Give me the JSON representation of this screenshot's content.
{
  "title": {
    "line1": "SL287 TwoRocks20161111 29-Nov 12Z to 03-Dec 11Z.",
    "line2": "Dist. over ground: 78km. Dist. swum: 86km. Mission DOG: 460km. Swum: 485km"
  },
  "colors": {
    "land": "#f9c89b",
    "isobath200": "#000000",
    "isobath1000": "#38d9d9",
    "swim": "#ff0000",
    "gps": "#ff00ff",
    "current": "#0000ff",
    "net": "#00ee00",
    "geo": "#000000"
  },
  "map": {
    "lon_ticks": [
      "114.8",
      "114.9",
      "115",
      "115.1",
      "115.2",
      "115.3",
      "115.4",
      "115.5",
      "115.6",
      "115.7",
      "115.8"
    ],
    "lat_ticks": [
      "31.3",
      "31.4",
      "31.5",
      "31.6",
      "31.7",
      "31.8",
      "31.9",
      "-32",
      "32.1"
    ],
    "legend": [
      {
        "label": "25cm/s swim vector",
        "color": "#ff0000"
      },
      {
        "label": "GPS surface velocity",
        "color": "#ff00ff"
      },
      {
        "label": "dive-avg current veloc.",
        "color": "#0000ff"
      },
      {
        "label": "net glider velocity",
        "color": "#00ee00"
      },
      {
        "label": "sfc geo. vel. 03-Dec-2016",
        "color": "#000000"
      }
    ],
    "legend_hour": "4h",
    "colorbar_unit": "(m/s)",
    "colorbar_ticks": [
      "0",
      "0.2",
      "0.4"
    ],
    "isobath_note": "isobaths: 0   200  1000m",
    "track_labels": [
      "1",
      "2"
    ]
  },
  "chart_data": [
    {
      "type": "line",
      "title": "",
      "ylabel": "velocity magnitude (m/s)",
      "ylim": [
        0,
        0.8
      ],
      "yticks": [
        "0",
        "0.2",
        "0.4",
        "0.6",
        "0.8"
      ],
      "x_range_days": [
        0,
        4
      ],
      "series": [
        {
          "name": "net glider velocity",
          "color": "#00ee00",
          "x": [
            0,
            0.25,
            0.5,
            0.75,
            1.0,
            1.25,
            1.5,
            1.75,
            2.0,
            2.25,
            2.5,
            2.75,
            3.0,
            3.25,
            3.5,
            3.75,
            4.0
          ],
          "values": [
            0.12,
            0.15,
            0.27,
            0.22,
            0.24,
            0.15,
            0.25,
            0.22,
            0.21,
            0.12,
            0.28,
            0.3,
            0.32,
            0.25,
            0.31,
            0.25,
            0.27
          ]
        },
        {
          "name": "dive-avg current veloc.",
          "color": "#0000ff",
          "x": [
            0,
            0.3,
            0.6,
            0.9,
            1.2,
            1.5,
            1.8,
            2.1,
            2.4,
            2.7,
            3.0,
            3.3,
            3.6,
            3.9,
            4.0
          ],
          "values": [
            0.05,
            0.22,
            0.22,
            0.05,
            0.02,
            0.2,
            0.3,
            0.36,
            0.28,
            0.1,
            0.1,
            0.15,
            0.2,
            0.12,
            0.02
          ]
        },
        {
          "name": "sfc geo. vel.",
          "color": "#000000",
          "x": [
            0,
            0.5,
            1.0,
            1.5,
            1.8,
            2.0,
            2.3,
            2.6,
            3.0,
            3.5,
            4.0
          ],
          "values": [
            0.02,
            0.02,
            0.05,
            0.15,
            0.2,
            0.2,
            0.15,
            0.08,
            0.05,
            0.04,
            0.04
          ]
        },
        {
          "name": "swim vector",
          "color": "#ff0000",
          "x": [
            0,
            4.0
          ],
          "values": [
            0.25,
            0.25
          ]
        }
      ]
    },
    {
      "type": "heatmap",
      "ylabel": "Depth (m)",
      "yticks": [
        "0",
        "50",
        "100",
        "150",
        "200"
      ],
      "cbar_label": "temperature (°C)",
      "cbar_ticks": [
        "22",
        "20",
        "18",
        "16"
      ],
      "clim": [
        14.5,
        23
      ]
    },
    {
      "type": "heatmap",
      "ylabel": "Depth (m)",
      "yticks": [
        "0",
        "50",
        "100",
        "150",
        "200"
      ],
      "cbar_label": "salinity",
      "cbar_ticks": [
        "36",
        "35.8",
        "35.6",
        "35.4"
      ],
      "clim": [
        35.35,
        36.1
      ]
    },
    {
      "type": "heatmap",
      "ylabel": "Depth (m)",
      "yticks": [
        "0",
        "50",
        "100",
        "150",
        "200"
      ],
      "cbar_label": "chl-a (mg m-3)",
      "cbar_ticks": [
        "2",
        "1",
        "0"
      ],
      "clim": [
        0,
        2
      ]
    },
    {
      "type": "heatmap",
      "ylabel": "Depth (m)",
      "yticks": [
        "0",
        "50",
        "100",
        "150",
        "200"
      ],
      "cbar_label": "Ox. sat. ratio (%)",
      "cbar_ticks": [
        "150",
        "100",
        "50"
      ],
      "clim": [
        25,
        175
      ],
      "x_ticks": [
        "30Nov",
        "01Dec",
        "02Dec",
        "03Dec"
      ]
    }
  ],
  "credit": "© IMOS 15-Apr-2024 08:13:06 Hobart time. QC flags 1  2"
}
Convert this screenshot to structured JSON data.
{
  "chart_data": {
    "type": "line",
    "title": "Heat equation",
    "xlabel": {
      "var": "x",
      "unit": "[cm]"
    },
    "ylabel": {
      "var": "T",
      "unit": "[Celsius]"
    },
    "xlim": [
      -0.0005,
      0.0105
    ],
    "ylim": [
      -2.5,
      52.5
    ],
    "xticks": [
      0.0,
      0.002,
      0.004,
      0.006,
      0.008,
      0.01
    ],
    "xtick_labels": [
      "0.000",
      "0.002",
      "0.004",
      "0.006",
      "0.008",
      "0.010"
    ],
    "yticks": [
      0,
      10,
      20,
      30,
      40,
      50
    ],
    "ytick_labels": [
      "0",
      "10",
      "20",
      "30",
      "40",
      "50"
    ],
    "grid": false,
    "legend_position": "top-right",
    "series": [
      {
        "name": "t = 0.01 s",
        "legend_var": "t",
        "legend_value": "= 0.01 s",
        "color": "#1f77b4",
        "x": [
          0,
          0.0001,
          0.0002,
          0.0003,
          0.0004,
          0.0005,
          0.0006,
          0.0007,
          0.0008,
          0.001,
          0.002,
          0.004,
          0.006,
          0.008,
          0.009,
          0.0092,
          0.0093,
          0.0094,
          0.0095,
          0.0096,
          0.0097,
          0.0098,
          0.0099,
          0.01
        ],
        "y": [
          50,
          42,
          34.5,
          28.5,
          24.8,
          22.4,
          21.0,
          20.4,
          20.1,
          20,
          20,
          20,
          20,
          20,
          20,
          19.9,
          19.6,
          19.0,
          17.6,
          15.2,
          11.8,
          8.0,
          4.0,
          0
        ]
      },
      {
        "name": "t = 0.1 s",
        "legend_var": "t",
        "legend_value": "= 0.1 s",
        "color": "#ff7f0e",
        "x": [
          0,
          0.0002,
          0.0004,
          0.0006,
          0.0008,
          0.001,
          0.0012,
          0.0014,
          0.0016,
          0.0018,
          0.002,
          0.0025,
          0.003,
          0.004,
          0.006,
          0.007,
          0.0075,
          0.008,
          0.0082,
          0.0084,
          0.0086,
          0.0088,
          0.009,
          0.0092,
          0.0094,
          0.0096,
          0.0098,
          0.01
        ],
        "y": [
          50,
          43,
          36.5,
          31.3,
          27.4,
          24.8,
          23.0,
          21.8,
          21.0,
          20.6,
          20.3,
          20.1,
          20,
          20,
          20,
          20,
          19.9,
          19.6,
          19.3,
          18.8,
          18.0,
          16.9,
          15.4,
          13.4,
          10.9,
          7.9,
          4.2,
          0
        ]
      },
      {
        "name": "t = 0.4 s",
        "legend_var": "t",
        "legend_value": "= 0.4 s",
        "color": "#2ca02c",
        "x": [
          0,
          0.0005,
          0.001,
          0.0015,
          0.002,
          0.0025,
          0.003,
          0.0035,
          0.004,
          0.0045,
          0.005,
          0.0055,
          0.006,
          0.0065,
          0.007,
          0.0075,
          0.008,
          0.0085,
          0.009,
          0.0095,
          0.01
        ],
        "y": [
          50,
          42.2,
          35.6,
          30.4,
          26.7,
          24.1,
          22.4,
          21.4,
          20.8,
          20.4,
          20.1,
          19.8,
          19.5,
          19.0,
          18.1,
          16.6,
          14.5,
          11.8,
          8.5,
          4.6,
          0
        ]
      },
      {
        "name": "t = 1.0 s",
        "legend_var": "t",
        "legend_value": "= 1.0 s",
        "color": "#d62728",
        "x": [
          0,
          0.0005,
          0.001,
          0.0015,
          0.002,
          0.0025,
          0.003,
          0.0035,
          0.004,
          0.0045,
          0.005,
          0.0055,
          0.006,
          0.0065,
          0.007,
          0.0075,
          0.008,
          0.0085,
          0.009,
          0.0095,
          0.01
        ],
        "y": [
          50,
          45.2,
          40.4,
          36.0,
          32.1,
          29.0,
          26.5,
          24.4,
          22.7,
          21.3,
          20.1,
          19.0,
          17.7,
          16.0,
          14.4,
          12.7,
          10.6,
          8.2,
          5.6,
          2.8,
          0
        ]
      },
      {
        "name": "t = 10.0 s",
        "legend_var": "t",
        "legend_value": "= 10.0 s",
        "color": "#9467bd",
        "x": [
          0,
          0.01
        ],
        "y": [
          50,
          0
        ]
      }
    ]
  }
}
□ □ □ □ □
• **Instructions to follow**: Out of the records, collect only those lines that contain the string "this".

• **Reply to the exercise**:
Give me the JSON representation of this screenshot's content.
Convert this screenshot to structured JSON data.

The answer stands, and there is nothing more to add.